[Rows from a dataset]
______________________________

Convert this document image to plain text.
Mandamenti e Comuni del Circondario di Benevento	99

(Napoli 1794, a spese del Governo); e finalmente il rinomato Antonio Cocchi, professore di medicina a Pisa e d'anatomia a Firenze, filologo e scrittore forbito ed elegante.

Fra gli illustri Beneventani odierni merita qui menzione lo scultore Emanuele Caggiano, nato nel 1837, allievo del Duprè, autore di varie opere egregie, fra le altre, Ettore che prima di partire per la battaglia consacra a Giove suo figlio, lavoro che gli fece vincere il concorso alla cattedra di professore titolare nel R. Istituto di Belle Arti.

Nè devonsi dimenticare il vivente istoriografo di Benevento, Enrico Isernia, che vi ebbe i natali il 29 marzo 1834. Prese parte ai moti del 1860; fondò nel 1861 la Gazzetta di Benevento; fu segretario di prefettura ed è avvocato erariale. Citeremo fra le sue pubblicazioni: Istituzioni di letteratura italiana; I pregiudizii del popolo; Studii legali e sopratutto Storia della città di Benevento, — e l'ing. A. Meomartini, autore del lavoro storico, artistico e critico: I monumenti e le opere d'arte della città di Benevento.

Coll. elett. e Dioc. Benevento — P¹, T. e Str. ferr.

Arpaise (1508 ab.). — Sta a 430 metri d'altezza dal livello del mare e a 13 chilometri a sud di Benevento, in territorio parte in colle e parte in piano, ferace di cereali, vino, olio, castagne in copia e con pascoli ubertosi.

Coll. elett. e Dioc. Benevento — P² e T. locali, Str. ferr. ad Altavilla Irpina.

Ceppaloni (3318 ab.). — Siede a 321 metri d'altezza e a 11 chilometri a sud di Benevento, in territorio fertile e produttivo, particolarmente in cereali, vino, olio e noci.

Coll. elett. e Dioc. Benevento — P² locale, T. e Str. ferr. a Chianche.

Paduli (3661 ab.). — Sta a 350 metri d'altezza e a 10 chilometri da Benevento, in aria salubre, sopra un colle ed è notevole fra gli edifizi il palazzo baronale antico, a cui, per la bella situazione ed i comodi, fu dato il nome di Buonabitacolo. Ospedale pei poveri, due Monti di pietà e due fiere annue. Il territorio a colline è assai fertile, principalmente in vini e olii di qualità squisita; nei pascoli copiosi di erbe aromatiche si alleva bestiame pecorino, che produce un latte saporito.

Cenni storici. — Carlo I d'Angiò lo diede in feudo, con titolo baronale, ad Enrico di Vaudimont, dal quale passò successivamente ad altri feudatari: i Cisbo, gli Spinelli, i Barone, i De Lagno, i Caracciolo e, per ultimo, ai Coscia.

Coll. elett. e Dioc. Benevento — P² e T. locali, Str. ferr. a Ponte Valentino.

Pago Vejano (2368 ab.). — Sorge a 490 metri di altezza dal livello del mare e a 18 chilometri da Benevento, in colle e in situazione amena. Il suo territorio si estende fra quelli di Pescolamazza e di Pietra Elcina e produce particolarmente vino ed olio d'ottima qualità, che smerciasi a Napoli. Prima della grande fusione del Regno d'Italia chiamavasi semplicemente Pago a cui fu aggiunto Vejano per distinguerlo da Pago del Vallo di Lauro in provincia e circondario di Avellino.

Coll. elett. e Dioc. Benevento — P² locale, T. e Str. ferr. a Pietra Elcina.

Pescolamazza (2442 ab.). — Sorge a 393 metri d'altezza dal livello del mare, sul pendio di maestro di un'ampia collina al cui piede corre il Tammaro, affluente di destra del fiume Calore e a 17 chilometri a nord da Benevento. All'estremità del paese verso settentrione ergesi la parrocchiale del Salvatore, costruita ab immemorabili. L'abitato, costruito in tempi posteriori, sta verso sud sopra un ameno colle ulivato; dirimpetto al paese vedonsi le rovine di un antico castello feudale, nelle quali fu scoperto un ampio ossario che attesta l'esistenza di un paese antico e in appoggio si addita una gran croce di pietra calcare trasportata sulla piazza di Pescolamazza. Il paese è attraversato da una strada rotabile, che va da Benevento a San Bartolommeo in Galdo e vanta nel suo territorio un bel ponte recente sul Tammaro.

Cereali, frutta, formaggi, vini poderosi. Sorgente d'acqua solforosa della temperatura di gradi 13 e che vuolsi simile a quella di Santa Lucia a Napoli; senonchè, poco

______________________________

- **Task statement**
Tell how many lines of the records above hold the string "Elcina". Give no other text.

- **Problem solution**
2